### Records provided

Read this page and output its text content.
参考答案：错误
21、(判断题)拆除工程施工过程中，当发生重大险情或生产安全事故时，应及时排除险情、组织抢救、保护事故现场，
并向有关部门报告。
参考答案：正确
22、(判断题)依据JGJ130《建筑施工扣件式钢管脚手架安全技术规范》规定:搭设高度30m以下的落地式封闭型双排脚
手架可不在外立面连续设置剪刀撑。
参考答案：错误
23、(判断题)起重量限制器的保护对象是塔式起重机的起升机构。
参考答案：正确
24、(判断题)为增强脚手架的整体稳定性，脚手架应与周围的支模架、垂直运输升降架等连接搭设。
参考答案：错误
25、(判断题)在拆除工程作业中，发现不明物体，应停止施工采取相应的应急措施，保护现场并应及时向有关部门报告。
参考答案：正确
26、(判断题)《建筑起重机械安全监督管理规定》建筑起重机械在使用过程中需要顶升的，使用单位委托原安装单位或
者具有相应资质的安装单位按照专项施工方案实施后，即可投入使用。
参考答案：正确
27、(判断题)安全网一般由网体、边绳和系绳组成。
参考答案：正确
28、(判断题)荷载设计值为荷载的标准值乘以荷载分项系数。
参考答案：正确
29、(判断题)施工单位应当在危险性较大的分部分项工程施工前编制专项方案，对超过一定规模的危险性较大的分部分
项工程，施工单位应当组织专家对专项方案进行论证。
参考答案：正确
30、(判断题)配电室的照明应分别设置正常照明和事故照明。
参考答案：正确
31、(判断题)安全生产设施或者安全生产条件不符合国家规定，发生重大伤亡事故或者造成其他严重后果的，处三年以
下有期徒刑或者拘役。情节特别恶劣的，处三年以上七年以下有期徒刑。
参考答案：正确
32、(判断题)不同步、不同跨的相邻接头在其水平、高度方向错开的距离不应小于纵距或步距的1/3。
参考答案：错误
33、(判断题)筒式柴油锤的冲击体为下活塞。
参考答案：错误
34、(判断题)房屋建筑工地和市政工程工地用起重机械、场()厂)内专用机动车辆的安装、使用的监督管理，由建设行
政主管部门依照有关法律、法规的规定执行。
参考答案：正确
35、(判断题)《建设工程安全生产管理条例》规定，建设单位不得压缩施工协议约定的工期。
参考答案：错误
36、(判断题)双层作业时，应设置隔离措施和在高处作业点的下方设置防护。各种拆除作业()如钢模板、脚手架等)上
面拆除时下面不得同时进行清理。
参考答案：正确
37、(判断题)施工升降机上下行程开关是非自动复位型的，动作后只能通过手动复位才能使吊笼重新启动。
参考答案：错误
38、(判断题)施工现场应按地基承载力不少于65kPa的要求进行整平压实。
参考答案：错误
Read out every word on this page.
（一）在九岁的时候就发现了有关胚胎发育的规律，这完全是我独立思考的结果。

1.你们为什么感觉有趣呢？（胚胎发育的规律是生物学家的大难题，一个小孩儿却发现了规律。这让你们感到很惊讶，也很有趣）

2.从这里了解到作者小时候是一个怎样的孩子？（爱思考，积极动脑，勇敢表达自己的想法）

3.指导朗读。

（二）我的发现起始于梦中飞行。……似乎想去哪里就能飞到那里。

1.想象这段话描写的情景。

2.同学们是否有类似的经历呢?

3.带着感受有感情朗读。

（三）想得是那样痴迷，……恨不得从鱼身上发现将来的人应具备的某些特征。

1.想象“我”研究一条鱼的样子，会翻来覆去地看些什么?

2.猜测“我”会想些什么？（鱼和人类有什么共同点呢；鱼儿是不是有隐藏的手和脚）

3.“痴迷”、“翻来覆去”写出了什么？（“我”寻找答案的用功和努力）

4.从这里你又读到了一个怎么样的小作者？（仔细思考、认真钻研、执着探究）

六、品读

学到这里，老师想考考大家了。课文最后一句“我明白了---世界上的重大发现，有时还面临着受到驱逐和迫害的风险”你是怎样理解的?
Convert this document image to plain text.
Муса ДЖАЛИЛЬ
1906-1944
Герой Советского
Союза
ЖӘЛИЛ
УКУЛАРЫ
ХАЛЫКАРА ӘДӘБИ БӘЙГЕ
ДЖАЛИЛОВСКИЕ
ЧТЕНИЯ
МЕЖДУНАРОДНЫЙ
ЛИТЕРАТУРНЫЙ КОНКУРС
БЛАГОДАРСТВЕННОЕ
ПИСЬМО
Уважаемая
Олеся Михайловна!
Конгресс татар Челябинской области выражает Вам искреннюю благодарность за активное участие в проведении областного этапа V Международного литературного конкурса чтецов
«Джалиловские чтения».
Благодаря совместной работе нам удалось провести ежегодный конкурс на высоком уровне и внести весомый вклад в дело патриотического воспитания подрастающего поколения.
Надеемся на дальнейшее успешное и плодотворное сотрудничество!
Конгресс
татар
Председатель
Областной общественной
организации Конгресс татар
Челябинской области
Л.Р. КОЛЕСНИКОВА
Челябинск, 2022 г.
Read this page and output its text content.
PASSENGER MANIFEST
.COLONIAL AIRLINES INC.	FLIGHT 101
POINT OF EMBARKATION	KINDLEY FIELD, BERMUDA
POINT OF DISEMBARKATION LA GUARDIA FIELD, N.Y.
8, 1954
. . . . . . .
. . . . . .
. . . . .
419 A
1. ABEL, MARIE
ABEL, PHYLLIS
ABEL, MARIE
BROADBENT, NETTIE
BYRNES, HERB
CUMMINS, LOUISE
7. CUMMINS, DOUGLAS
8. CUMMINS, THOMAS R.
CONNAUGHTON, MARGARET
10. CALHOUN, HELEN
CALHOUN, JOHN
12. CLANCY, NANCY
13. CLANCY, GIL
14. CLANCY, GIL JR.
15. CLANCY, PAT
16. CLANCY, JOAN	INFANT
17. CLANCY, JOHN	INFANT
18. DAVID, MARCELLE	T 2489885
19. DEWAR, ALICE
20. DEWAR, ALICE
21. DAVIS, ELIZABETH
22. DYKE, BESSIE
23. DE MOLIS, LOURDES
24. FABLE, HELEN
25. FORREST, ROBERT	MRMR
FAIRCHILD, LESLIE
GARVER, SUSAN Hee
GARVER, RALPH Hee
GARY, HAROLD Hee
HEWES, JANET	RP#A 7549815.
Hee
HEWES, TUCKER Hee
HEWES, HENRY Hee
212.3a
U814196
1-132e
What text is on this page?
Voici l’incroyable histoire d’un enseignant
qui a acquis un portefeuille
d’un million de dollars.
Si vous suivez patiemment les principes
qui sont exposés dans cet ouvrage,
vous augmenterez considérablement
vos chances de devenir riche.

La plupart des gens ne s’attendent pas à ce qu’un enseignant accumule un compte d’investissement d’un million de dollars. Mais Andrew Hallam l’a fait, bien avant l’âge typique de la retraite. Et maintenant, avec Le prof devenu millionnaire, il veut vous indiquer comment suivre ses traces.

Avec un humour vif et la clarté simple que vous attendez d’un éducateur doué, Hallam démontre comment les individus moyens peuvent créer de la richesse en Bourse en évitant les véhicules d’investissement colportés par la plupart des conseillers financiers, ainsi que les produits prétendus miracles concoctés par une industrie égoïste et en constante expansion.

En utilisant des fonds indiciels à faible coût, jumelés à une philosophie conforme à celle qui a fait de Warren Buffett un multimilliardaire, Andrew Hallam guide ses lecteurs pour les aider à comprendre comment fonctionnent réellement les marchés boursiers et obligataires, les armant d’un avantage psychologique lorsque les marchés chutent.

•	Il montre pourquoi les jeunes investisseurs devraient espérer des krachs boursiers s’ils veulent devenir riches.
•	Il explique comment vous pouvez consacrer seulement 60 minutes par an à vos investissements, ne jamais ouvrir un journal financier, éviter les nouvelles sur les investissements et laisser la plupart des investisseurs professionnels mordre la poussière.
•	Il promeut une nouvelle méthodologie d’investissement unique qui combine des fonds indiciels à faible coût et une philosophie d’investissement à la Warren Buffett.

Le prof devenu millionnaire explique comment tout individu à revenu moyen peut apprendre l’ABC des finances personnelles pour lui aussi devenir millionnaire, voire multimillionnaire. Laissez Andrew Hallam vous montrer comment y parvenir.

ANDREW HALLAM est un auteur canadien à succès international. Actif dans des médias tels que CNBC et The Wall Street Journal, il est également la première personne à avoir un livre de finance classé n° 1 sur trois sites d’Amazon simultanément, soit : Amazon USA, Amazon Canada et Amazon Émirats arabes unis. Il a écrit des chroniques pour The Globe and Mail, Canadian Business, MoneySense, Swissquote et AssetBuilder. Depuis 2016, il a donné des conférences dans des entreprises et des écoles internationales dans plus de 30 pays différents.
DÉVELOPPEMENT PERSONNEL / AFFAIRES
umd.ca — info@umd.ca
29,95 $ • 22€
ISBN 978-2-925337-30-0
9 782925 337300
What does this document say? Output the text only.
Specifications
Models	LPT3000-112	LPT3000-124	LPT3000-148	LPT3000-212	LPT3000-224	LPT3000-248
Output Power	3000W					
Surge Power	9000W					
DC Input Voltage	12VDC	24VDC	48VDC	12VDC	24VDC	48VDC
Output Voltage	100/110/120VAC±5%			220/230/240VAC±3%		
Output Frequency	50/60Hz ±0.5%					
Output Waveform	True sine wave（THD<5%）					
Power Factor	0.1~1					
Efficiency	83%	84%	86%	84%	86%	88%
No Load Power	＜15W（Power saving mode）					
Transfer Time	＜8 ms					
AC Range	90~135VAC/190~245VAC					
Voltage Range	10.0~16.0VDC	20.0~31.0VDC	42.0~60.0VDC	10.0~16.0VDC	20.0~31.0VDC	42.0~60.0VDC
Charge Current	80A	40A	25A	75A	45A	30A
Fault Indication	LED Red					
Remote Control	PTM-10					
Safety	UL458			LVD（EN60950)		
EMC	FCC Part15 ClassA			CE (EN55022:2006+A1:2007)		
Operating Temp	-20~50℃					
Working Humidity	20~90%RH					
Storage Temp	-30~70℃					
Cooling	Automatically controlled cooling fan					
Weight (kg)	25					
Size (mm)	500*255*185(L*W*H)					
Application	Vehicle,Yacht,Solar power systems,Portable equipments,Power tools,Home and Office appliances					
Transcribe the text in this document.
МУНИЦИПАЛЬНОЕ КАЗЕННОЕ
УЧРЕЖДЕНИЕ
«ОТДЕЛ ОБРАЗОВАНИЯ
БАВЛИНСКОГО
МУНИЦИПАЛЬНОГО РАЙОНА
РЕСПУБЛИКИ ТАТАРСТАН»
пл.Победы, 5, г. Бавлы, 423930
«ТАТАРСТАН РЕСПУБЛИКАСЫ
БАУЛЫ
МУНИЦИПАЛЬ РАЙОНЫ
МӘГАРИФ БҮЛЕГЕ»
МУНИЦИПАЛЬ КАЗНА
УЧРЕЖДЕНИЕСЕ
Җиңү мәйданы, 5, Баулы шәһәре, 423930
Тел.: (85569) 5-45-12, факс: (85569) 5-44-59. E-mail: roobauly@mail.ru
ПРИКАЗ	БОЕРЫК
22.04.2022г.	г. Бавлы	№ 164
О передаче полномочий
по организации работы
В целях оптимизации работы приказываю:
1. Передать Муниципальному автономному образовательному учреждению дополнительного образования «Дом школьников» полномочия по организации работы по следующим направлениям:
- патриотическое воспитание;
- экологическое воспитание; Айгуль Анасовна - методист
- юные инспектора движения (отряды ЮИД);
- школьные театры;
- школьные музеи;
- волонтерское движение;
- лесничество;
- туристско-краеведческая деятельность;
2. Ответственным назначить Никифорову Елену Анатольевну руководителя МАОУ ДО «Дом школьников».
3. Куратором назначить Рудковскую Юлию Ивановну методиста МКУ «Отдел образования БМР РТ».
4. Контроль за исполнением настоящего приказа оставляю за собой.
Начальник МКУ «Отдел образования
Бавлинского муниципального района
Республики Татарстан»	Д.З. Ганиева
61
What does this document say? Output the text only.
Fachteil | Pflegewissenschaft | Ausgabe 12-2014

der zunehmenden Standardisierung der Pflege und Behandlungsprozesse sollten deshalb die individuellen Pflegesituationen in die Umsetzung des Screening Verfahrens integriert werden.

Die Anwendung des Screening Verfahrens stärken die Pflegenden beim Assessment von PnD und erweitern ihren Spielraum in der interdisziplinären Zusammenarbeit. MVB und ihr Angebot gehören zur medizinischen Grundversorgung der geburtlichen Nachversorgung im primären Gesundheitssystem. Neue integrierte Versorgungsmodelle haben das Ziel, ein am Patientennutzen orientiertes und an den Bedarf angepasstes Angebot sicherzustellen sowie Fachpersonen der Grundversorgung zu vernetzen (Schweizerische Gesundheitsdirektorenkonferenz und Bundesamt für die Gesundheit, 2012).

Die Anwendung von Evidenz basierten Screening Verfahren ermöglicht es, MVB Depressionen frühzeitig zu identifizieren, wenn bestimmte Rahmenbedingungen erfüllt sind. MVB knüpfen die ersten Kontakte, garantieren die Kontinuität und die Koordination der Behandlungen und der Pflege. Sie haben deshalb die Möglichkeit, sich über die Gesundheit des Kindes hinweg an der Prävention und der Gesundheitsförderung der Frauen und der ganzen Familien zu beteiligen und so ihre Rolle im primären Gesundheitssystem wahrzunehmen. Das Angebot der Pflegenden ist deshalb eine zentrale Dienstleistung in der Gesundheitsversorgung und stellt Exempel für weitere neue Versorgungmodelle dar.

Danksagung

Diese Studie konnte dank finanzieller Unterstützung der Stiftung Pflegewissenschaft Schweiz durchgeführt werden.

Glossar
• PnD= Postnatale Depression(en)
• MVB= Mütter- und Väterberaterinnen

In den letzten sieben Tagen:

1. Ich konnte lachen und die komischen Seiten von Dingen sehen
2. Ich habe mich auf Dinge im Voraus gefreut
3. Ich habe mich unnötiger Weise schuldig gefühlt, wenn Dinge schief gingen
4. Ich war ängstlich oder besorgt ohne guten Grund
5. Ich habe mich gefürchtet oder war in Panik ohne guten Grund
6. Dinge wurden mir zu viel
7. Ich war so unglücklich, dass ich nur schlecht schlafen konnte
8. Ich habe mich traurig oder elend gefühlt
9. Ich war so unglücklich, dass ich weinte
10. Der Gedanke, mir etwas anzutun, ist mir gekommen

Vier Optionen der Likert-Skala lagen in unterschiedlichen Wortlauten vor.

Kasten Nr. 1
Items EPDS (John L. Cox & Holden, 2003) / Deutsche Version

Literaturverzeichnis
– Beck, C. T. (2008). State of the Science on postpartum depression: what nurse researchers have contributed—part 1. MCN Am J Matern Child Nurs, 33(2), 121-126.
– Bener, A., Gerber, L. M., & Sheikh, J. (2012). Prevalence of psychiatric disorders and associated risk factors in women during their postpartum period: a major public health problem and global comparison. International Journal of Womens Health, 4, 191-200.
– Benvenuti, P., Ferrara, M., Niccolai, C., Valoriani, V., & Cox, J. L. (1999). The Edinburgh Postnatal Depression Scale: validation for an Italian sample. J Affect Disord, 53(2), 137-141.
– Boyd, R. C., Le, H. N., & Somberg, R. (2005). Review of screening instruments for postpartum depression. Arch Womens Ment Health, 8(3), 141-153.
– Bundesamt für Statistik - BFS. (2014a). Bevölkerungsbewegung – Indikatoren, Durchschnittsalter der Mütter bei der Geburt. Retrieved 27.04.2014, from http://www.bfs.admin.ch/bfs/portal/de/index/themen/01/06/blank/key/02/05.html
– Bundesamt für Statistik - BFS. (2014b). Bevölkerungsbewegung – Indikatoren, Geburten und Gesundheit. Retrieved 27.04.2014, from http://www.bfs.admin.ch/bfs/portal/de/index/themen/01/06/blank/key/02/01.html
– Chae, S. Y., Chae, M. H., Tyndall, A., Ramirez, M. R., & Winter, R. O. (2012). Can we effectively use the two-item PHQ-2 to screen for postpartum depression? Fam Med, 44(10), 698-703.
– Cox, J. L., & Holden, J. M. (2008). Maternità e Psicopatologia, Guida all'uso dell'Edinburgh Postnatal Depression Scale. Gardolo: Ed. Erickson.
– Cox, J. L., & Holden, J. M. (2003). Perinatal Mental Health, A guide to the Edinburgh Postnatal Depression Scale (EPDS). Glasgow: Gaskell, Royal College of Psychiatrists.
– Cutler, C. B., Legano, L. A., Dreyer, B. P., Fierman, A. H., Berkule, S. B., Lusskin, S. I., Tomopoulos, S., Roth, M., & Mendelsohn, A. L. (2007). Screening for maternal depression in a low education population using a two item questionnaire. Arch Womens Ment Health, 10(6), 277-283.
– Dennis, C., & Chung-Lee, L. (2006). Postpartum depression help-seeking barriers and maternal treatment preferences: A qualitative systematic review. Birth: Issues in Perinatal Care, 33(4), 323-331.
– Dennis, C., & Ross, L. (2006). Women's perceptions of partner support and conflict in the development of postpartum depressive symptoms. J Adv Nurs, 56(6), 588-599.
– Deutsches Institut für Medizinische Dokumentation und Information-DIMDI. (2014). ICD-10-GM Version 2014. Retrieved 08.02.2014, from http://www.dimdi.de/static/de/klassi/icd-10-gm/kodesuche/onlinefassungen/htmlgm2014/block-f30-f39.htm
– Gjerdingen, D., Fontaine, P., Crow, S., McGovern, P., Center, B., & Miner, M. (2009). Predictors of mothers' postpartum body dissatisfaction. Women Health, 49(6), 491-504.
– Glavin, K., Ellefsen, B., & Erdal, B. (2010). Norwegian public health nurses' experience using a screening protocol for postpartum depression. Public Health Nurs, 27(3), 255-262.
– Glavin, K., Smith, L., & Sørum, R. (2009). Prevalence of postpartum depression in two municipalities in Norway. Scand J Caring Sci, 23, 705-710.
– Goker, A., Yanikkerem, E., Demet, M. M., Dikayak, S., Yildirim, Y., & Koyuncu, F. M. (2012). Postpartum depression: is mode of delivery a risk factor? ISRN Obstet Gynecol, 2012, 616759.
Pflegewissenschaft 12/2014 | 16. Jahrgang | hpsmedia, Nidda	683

######

* _What is asked_
Copy out each line in the listing that has the word "Dennis".

* _Response to this task_
– Dennis, C., & Chung-Lee, L. (2006). Postpartum depression help-seeking barriers and maternal treatment preferences: A qualitative systematic review. Birth: Issues in Perinatal Care, 33(4), 323-331.
– Dennis, C., & Ross, L. (2006). Women's perceptions of partner support and conflict in the development of postpartum depressive symptoms. J Adv Nurs, 56(6), 588-599.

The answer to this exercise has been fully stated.